Rewrite the lines below, changing every "Signal_9" to "Trend_Line" and leaving everything else untouched.

Entries from a dataset:
-- start --

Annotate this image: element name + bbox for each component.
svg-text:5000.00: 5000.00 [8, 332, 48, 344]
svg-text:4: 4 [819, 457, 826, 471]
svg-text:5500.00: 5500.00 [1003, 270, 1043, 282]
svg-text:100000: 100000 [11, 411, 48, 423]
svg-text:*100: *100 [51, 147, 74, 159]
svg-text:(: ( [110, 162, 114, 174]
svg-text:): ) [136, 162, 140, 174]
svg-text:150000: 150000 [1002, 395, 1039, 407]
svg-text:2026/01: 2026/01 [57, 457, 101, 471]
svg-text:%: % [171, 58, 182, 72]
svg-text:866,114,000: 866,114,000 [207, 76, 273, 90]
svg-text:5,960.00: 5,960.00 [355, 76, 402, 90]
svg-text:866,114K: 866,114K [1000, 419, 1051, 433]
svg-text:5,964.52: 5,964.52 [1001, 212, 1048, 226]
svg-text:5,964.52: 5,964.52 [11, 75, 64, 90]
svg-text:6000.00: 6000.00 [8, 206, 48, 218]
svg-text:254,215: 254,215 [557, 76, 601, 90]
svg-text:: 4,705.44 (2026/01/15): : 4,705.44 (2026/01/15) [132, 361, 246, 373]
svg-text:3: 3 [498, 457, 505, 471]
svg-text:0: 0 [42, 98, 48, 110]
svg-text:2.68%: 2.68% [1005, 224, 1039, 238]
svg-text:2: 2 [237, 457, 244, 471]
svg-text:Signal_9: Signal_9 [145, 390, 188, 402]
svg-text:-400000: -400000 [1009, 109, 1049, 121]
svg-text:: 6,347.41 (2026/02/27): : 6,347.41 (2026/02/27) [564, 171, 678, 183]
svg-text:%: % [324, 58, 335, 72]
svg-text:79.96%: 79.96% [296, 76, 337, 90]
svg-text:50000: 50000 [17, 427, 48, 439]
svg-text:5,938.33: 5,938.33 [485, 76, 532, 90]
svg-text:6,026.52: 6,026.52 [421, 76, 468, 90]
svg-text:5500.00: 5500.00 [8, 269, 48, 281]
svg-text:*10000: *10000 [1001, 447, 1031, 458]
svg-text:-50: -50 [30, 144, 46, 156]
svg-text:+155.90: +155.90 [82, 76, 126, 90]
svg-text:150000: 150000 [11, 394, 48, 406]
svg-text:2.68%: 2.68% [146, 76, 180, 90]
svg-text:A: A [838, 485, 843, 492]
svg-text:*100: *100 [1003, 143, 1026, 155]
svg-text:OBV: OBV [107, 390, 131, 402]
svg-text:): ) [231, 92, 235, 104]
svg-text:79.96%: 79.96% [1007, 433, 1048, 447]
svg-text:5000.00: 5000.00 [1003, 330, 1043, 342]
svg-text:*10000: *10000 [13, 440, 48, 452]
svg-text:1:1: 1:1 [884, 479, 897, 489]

-- end --

▸ **Problem solution**
Annotate this image: element name + bbox for each component.
svg-text:5000.00: 5000.00 [8, 332, 48, 344]
svg-text:4: 4 [819, 457, 826, 471]
svg-text:5500.00: 5500.00 [1003, 270, 1043, 282]
svg-text:100000: 100000 [11, 411, 48, 423]
svg-text:*100: *100 [51, 147, 74, 159]
svg-text:(: ( [110, 162, 114, 174]
svg-text:): ) [136, 162, 140, 174]
svg-text:150000: 150000 [1002, 395, 1039, 407]
svg-text:2026/01: 2026/01 [57, 457, 101, 471]
svg-text:%: % [171, 58, 182, 72]
svg-text:866,114,000: 866,114,000 [207, 76, 273, 90]
svg-text:5,960.00: 5,960.00 [355, 76, 402, 90]
svg-text:866,114K: 866,114K [1000, 419, 1051, 433]
svg-text:5,964.52: 5,964.52 [1001, 212, 1048, 226]
svg-text:5,964.52: 5,964.52 [11, 75, 64, 90]
svg-text:6000.00: 6000.00 [8, 206, 48, 218]
svg-text:254,215: 254,215 [557, 76, 601, 90]
svg-text:: 4,705.44 (2026/01/15): : 4,705.44 (2026/01/15) [132, 361, 246, 373]
svg-text:3: 3 [498, 457, 505, 471]
svg-text:0: 0 [42, 98, 48, 110]
svg-text:2.68%: 2.68% [1005, 224, 1039, 238]
svg-text:2: 2 [237, 457, 244, 471]
svg-text:Trend_Line: Trend_Line [145, 390, 188, 402]
svg-text:-400000: -400000 [1009, 109, 1049, 121]
svg-text:: 6,347.41 (2026/02/27): : 6,347.41 (2026/02/27) [564, 171, 678, 183]
svg-text:%: % [324, 58, 335, 72]
svg-text:79.96%: 79.96% [296, 76, 337, 90]
svg-text:50000: 50000 [17, 427, 48, 439]
svg-text:5,938.33: 5,938.33 [485, 76, 532, 90]
svg-text:6,026.52: 6,026.52 [421, 76, 468, 90]
svg-text:5500.00: 5500.00 [8, 269, 48, 281]
svg-text:*10000: *10000 [1001, 447, 1031, 458]
svg-text:-50: -50 [30, 144, 46, 156]
svg-text:+155.90: +155.90 [82, 76, 126, 90]
svg-text:150000: 150000 [11, 394, 48, 406]
svg-text:2.68%: 2.68% [146, 76, 180, 90]
svg-text:A: A [838, 485, 843, 492]
svg-text:*100: *100 [1003, 143, 1026, 155]
svg-text:OBV: OBV [107, 390, 131, 402]
svg-text:): ) [231, 92, 235, 104]
svg-text:79.96%: 79.96% [1007, 433, 1048, 447]
svg-text:5000.00: 5000.00 [1003, 330, 1043, 342]
svg-text:*10000: *10000 [13, 440, 48, 452]
svg-text:1:1: 1:1 [884, 479, 897, 489]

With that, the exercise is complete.